## TO BE DONE
The lines to be copied run from the one containing "What does this" to the end of the material below; reproduce them exactly, including both ends, and nothing more.

[Entries from a dataset]
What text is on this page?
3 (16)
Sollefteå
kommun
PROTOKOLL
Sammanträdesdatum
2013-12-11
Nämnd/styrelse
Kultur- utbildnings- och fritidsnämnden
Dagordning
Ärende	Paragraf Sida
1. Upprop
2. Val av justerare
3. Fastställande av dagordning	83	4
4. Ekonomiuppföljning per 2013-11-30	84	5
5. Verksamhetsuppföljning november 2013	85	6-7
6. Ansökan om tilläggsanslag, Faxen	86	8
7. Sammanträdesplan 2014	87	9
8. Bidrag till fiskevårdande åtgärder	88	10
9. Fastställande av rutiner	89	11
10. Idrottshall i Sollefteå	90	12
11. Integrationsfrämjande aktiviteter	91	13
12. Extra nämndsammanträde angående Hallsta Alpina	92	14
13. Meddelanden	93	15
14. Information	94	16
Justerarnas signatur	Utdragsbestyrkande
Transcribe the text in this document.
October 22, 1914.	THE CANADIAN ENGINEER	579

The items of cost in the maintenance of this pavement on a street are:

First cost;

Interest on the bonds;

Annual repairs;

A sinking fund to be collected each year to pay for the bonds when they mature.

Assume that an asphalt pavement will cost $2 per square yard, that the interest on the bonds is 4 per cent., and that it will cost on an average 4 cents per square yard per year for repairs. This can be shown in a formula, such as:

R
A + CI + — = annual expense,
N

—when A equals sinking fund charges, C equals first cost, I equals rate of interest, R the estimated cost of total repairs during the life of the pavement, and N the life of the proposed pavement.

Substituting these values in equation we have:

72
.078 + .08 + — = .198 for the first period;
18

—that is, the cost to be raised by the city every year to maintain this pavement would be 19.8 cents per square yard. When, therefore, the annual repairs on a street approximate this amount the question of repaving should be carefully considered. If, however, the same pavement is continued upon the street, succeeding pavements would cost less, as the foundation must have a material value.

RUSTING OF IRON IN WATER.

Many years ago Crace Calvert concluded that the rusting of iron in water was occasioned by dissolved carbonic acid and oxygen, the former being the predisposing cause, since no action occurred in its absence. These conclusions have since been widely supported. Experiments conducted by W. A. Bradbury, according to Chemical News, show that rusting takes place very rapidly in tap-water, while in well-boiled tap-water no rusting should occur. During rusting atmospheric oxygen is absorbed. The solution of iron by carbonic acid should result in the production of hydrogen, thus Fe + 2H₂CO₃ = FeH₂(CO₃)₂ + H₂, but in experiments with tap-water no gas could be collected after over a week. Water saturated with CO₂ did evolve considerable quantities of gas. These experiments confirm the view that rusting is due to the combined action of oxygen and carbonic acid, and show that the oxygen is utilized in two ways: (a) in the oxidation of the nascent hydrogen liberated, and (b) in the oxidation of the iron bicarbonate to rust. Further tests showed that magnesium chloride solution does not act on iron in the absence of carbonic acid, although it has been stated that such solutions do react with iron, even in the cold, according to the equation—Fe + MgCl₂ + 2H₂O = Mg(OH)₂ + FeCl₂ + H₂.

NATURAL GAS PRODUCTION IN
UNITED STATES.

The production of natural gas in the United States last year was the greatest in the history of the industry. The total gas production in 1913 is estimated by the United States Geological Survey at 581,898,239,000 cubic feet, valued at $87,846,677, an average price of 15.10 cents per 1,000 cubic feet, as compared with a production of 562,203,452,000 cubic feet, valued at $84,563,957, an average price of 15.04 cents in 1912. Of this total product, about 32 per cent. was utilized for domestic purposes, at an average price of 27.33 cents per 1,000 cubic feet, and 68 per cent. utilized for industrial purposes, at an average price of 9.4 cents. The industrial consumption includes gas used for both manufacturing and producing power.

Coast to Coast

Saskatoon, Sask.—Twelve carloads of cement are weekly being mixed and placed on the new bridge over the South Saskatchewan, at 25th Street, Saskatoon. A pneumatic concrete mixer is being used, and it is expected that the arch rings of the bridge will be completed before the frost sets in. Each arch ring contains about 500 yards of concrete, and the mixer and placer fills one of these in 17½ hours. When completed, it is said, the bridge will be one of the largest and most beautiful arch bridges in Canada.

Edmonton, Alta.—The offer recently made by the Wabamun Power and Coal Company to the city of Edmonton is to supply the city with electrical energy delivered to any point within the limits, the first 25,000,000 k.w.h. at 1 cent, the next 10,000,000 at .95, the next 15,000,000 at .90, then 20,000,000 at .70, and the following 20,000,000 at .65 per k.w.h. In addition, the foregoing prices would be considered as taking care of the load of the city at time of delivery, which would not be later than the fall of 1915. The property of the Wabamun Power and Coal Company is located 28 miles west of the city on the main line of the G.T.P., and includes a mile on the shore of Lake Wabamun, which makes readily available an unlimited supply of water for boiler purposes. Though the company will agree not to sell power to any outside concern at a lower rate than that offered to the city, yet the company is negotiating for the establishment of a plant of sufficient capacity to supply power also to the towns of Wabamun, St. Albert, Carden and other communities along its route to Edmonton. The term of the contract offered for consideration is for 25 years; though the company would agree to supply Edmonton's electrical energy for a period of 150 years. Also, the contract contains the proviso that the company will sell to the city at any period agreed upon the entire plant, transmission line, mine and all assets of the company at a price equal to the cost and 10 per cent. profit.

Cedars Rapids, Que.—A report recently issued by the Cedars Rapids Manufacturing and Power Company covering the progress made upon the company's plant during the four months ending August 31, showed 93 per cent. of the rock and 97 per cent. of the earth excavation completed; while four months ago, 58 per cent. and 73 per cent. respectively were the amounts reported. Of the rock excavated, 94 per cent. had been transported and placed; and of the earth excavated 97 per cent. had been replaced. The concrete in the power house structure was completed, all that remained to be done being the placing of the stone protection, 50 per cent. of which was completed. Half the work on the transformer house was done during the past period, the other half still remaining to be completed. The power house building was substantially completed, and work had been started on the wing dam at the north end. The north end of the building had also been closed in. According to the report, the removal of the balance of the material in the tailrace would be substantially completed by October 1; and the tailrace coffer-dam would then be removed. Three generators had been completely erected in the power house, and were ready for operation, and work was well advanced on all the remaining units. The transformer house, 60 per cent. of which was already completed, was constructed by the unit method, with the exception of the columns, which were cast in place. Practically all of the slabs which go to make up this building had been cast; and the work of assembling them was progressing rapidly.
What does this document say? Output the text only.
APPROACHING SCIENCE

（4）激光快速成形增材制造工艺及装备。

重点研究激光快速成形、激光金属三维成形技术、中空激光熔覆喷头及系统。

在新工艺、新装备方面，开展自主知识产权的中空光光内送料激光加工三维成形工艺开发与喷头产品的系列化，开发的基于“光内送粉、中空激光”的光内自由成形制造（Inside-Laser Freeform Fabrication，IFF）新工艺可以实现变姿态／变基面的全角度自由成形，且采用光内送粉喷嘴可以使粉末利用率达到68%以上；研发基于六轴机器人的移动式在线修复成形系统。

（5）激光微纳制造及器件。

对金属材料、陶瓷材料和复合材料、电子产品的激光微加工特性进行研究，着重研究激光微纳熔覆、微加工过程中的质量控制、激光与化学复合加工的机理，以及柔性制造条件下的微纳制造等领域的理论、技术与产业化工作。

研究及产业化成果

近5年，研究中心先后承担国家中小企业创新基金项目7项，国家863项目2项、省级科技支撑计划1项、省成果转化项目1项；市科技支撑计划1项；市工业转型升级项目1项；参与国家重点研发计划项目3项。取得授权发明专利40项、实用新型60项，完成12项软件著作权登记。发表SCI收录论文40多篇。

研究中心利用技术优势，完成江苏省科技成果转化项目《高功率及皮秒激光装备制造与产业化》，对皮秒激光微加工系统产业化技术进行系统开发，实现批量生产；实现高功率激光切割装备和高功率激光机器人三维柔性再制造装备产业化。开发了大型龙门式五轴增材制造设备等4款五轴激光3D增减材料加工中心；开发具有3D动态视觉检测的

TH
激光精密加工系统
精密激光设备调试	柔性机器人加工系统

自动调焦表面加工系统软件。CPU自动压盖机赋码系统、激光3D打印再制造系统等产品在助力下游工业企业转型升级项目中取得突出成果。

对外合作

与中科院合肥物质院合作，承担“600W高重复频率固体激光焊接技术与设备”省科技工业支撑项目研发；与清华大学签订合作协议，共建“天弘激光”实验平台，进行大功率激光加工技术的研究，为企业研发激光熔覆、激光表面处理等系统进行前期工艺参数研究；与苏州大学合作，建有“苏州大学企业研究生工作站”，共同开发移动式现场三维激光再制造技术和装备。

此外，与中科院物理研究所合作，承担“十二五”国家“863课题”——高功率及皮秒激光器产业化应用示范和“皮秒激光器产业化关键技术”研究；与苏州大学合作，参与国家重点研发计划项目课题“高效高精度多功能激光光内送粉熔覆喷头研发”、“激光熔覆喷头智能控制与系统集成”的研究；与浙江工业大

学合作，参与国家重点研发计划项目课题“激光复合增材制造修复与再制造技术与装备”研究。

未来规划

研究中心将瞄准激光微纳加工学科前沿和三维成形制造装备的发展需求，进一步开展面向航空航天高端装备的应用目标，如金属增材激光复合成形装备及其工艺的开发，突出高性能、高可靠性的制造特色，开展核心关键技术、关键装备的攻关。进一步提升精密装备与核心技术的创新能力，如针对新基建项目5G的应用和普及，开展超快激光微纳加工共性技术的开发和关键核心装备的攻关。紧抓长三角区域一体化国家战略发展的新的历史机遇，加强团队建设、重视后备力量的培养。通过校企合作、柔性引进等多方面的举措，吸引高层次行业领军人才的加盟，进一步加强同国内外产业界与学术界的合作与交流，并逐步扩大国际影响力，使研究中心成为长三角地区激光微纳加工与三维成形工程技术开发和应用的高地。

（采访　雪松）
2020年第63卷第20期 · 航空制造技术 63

## SOLUTION
What does this document say? Output the text only.
APPROACHING SCIENCE

（4）激光快速成形增材制造工艺及装备。

重点研究激光快速成形、激光金属三维成形技术、中空激光熔覆喷头及系统。

在新工艺、新装备方面，开展自主知识产权的中空光光内送料激光加工三维成形工艺开发与喷头产品的系列化，开发的基于“光内送粉、中空激光”的光内自由成形制造（Inside-Laser Freeform Fabrication，IFF）新工艺可以实现变姿态／变基面的全角度自由成形，且采用光内送粉喷嘴可以使粉末利用率达到68%以上；研发基于六轴机器人的移动式在线修复成形系统。

（5）激光微纳制造及器件。

对金属材料、陶瓷材料和复合材料、电子产品的激光微加工特性进行研究，着重研究激光微纳熔覆、微加工过程中的质量控制、激光与化学复合加工的机理，以及柔性制造条件下的微纳制造等领域的理论、技术与产业化工作。

研究及产业化成果

近5年，研究中心先后承担国家中小企业创新基金项目7项，国家863项目2项、省级科技支撑计划1项、省成果转化项目1项；市科技支撑计划1项；市工业转型升级项目1项；参与国家重点研发计划项目3项。取得授权发明专利40项、实用新型60项，完成12项软件著作权登记。发表SCI收录论文40多篇。

研究中心利用技术优势，完成江苏省科技成果转化项目《高功率及皮秒激光装备制造与产业化》，对皮秒激光微加工系统产业化技术进行系统开发，实现批量生产；实现高功率激光切割装备和高功率激光机器人三维柔性再制造装备产业化。开发了大型龙门式五轴增材制造设备等4款五轴激光3D增减材料加工中心；开发具有3D动态视觉检测的

TH
激光精密加工系统
精密激光设备调试	柔性机器人加工系统

自动调焦表面加工系统软件。CPU自动压盖机赋码系统、激光3D打印再制造系统等产品在助力下游工业企业转型升级项目中取得突出成果。

对外合作

与中科院合肥物质院合作，承担“600W高重复频率固体激光焊接技术与设备”省科技工业支撑项目研发；与清华大学签订合作协议，共建“天弘激光”实验平台，进行大功率激光加工技术的研究，为企业研发激光熔覆、激光表面处理等系统进行前期工艺参数研究；与苏州大学合作，建有“苏州大学企业研究生工作站”，共同开发移动式现场三维激光再制造技术和装备。

此外，与中科院物理研究所合作，承担“十二五”国家“863课题”——高功率及皮秒激光器产业化应用示范和“皮秒激光器产业化关键技术”研究；与苏州大学合作，参与国家重点研发计划项目课题“高效高精度多功能激光光内送粉熔覆喷头研发”、“激光熔覆喷头智能控制与系统集成”的研究；与浙江工业大

学合作，参与国家重点研发计划项目课题“激光复合增材制造修复与再制造技术与装备”研究。

未来规划

研究中心将瞄准激光微纳加工学科前沿和三维成形制造装备的发展需求，进一步开展面向航空航天高端装备的应用目标，如金属增材激光复合成形装备及其工艺的开发，突出高性能、高可靠性的制造特色，开展核心关键技术、关键装备的攻关。进一步提升精密装备与核心技术的创新能力，如针对新基建项目5G的应用和普及，开展超快激光微纳加工共性技术的开发和关键核心装备的攻关。紧抓长三角区域一体化国家战略发展的新的历史机遇，加强团队建设、重视后备力量的培养。通过校企合作、柔性引进等多方面的举措，吸引高层次行业领军人才的加盟，进一步加强同国内外产业界与学术界的合作与交流，并逐步扩大国际影响力，使研究中心成为长三角地区激光微纳加工与三维成形工程技术开发和应用的高地。

（采访　雪松）
2020年第63卷第20期 · 航空制造技术 63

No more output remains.